(Records from a data collection)
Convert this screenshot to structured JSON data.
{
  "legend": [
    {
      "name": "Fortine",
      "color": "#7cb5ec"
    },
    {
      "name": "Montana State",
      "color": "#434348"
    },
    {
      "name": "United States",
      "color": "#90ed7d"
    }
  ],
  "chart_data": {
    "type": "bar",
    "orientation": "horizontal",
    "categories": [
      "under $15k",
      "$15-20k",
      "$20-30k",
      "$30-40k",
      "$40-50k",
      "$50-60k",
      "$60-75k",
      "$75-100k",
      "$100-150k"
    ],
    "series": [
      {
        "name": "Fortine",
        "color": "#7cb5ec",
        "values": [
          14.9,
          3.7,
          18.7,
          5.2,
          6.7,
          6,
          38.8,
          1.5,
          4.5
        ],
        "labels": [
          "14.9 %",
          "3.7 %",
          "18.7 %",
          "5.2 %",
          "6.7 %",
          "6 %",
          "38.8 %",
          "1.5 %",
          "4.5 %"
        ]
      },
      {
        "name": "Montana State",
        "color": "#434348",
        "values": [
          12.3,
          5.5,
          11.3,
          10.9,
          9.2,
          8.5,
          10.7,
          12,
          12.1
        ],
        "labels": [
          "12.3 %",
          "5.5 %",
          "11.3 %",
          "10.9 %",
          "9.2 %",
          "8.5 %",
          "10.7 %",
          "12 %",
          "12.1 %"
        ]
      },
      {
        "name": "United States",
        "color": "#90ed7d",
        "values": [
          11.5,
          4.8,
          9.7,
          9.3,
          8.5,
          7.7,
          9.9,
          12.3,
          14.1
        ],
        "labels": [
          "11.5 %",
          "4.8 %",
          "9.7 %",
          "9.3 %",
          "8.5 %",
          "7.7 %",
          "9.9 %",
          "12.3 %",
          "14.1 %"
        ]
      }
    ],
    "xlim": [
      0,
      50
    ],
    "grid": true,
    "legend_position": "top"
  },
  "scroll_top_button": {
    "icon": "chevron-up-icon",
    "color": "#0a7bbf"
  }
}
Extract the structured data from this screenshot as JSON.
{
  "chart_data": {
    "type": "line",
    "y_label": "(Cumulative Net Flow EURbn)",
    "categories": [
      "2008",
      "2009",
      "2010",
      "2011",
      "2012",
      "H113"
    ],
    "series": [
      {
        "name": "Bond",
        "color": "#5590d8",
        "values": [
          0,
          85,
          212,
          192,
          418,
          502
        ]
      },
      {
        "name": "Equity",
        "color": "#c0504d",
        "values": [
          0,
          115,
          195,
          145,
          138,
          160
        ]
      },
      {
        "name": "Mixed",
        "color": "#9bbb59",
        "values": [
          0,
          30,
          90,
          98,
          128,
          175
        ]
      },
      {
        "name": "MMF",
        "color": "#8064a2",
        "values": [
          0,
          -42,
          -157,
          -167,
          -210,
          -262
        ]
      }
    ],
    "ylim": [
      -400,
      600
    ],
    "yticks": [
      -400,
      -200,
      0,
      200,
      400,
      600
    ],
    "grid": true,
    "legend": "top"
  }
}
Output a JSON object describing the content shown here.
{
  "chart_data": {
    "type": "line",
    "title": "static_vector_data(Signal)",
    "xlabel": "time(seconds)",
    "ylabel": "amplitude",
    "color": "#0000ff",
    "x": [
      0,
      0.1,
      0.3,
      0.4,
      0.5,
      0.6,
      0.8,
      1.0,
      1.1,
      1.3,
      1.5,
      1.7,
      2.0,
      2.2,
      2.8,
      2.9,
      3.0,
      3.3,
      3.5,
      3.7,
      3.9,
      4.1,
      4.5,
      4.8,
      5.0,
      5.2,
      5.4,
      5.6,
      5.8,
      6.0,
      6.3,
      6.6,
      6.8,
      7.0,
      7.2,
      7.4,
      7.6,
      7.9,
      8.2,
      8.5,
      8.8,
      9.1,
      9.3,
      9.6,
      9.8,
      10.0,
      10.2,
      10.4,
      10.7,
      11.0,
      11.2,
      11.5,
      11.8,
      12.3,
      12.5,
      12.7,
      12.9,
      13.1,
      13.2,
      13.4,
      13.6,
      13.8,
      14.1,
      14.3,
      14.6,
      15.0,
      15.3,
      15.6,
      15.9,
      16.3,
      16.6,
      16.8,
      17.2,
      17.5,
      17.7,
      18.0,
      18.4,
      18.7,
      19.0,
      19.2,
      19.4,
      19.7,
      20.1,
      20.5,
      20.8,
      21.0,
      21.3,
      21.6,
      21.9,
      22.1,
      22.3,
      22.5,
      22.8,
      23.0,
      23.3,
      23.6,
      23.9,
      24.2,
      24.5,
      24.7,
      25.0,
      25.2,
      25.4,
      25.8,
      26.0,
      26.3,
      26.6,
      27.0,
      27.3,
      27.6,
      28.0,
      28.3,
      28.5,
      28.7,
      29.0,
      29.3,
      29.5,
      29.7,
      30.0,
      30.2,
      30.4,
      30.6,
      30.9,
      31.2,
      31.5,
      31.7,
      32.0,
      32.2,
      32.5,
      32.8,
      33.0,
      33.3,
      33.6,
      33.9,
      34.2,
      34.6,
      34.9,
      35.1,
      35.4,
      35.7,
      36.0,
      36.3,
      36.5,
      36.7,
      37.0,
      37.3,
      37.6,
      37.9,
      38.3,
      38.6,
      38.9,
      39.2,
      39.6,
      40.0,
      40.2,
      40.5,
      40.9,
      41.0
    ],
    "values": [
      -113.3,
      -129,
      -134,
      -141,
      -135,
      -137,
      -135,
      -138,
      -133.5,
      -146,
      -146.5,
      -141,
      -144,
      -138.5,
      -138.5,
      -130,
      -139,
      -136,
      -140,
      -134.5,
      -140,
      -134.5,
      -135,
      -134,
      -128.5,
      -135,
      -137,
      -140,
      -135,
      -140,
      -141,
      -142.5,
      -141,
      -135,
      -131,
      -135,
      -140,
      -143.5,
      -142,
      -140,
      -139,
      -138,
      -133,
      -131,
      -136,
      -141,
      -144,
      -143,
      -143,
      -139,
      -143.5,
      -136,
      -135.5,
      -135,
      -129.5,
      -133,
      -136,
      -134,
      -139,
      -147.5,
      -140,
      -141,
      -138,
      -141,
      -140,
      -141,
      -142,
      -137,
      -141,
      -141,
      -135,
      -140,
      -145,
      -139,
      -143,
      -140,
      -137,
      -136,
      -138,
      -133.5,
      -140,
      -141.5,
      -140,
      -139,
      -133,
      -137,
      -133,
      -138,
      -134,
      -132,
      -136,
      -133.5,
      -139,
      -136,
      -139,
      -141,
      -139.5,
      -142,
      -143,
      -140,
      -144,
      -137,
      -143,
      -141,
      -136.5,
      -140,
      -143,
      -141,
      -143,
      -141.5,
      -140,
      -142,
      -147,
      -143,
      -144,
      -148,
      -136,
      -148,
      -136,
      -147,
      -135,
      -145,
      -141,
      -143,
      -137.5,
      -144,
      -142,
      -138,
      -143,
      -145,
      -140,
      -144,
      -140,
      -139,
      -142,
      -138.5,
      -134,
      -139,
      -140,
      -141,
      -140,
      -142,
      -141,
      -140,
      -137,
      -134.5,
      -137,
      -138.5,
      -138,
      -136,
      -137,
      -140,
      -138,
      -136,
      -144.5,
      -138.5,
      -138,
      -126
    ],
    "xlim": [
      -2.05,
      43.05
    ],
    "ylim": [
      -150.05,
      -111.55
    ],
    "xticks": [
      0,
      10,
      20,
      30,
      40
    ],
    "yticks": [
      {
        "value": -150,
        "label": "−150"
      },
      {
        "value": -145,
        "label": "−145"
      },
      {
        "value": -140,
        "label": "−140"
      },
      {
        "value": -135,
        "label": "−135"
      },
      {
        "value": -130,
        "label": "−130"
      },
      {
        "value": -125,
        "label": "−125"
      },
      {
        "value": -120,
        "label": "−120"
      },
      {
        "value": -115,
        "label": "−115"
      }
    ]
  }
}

Aim of the task - Give only a number: how many lines of the data hold the string "screenshot"?

Output for this task - 2